Direction
Exclude the pictures and retype the entries as written.
## begin Data
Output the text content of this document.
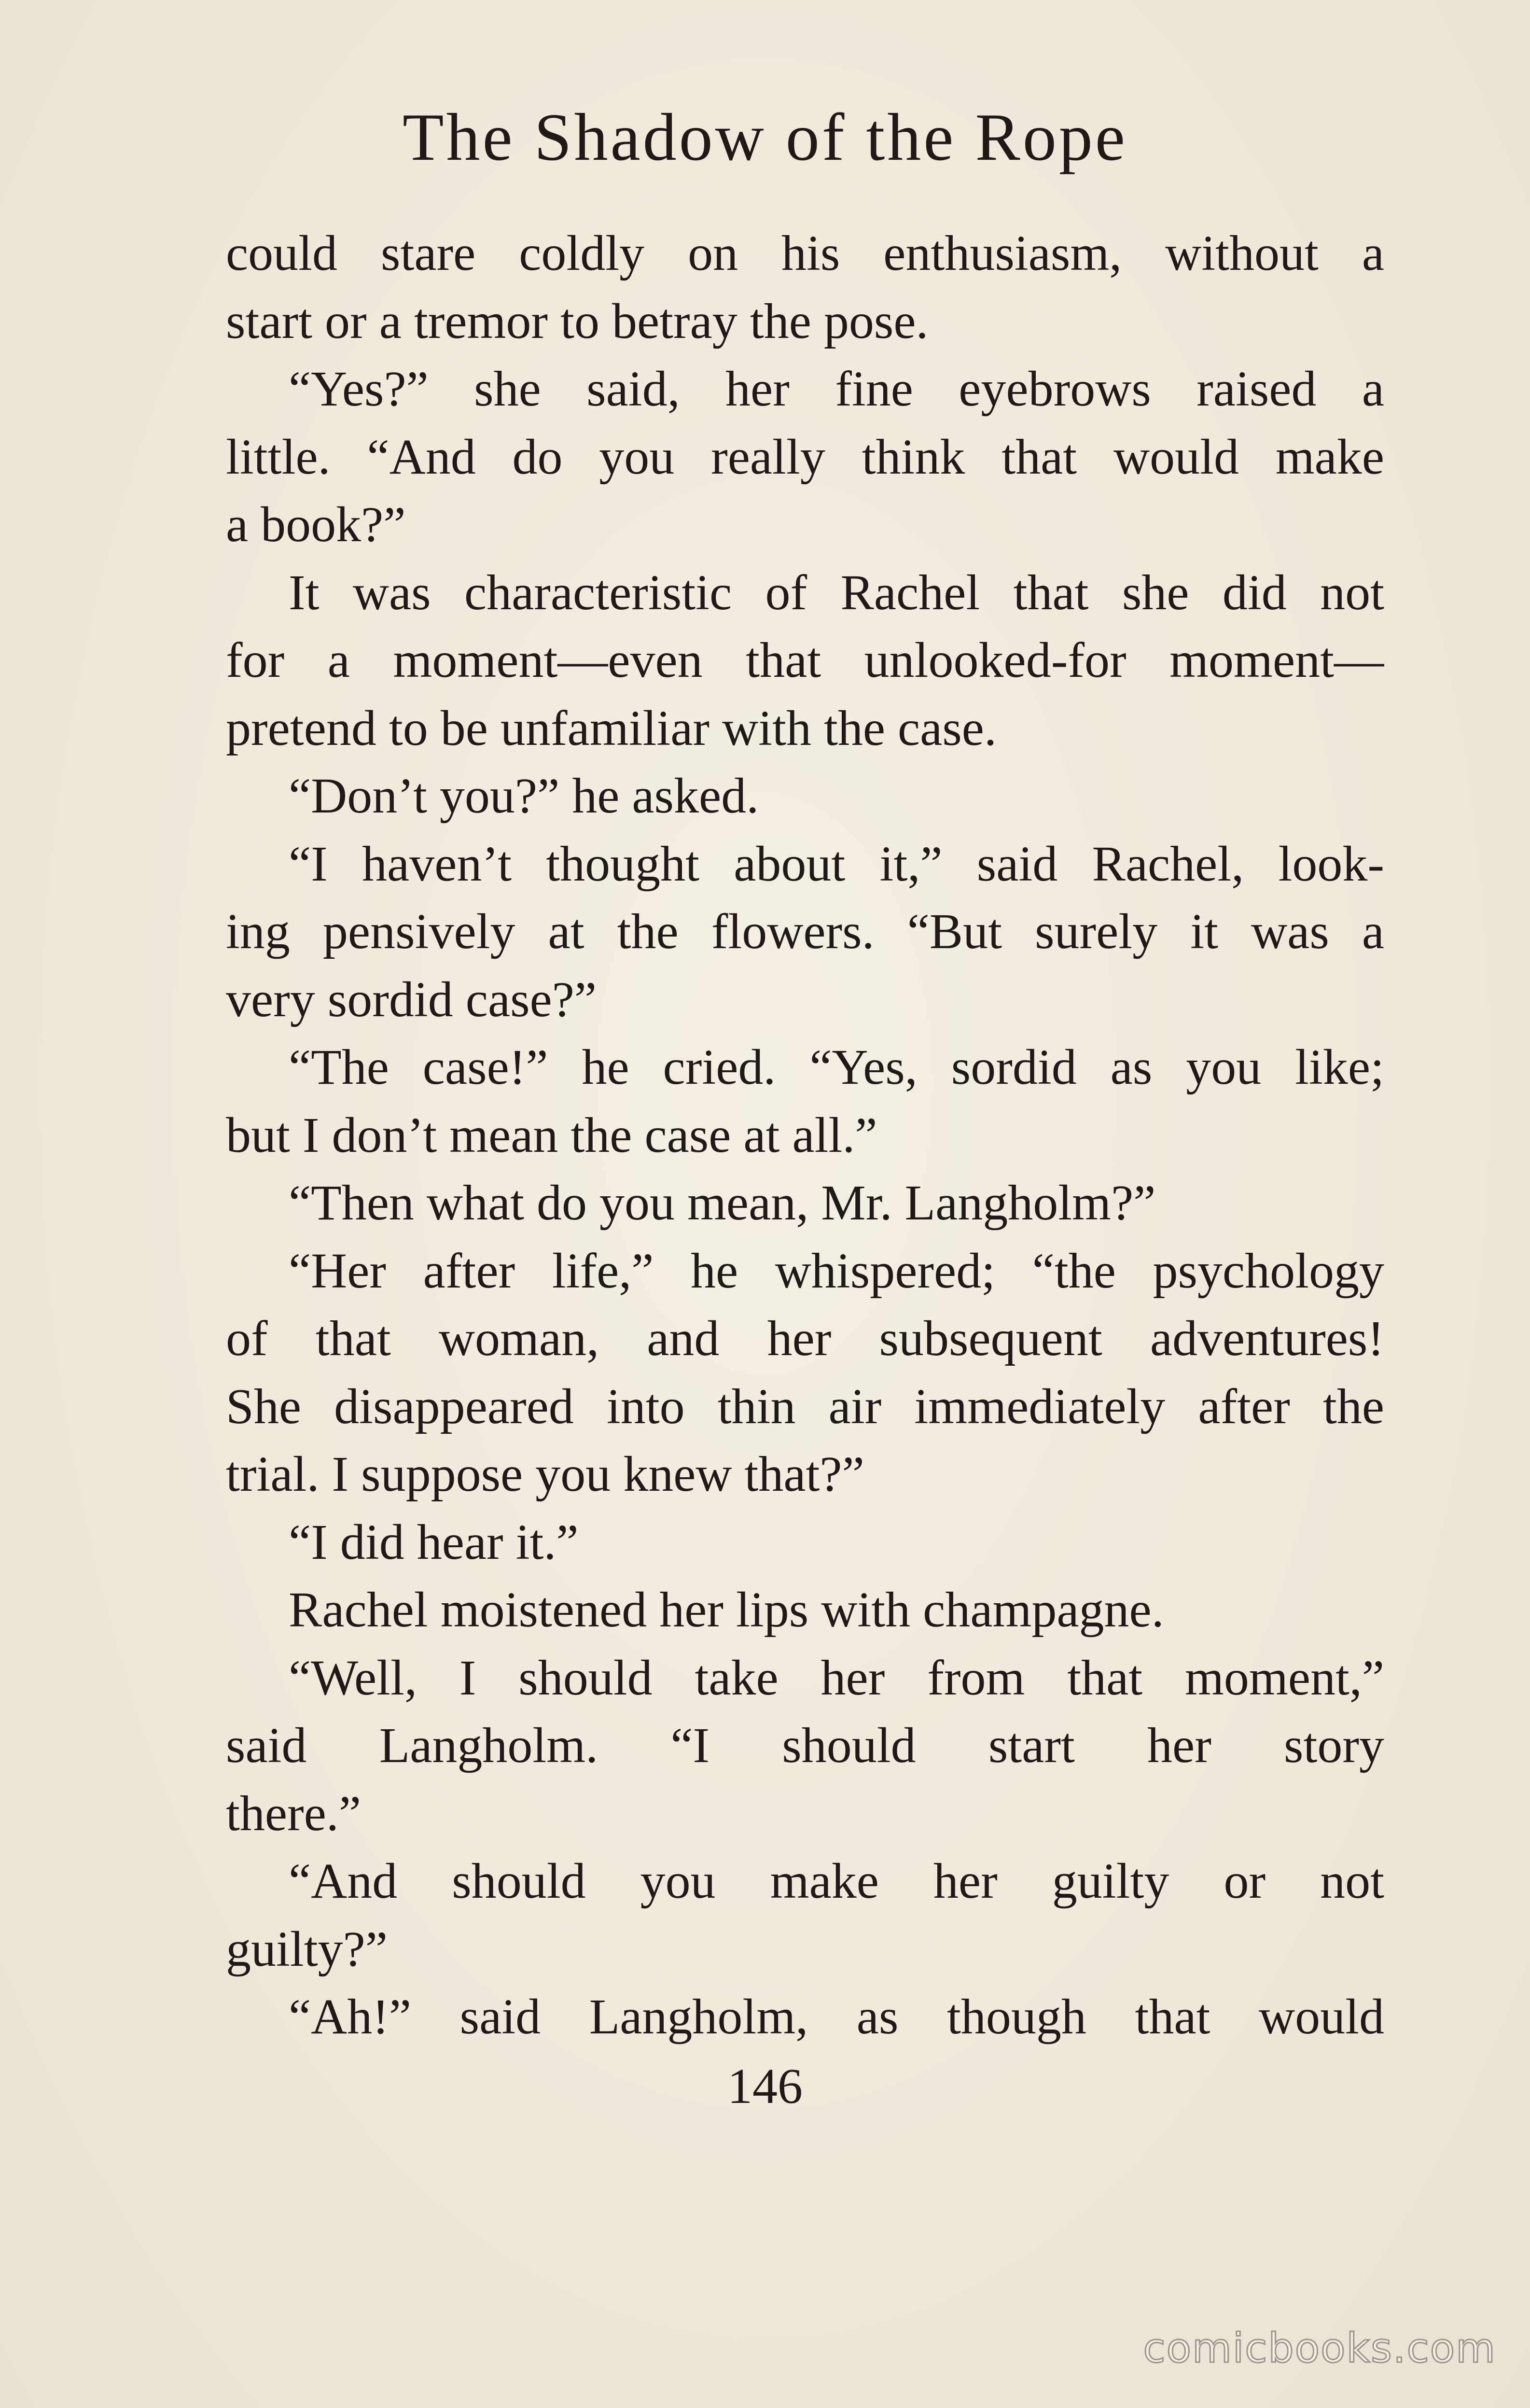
The Shadow of the Rope
could stare coldly on his enthusiasm, without a
start or a tremor to betray the pose.
“Yes?” she said, her fine eyebrows raised a
little. “And do you really think that would make
a book?”
It was characteristic of Rachel that she did not
for a moment—even that unlooked-for moment—
pretend to be unfamiliar with the case.
“Don’t you?” he asked.
“I haven’t thought about it,” said Rachel, look-
ing pensively at the flowers. “But surely it was a
very sordid case?”
“The case!” he cried. “Yes, sordid as you like;
but I don’t mean the case at all.”
“Then what do you mean, Mr. Langholm?”
“Her after life,” he whispered; “the psychology
of that woman, and her subsequent adventures!
She disappeared into thin air immediately after the
trial. I suppose you knew that?”
“I did hear it.”
Rachel moistened her lips with champagne.
“Well, I should take her from that moment,”
said Langholm. “I should start her story
there.”
“And should you make her guilty or not
guilty?”
“Ah!” said Langholm, as though that would
146
comicbooks.com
## end Data
Result of this task
Output the text content of this document.
The Shadow of the Rope
could stare coldly on his enthusiasm, without a
start or a tremor to betray the pose.
“Yes?” she said, her fine eyebrows raised a
little. “And do you really think that would make
a book?”
It was characteristic of Rachel that she did not
for a moment—even that unlooked-for moment—
pretend to be unfamiliar with the case.
“Don’t you?” he asked.
“I haven’t thought about it,” said Rachel, look-
ing pensively at the flowers. “But surely it was a
very sordid case?”
“The case!” he cried. “Yes, sordid as you like;
but I don’t mean the case at all.”
“Then what do you mean, Mr. Langholm?”
“Her after life,” he whispered; “the psychology
of that woman, and her subsequent adventures!
She disappeared into thin air immediately after the
trial. I suppose you knew that?”
“I did hear it.”
Rachel moistened her lips with champagne.
“Well, I should take her from that moment,”
said Langholm. “I should start her story
there.”
“And should you make her guilty or not
guilty?”
“Ah!” said Langholm, as though that would
146
comicbooks.com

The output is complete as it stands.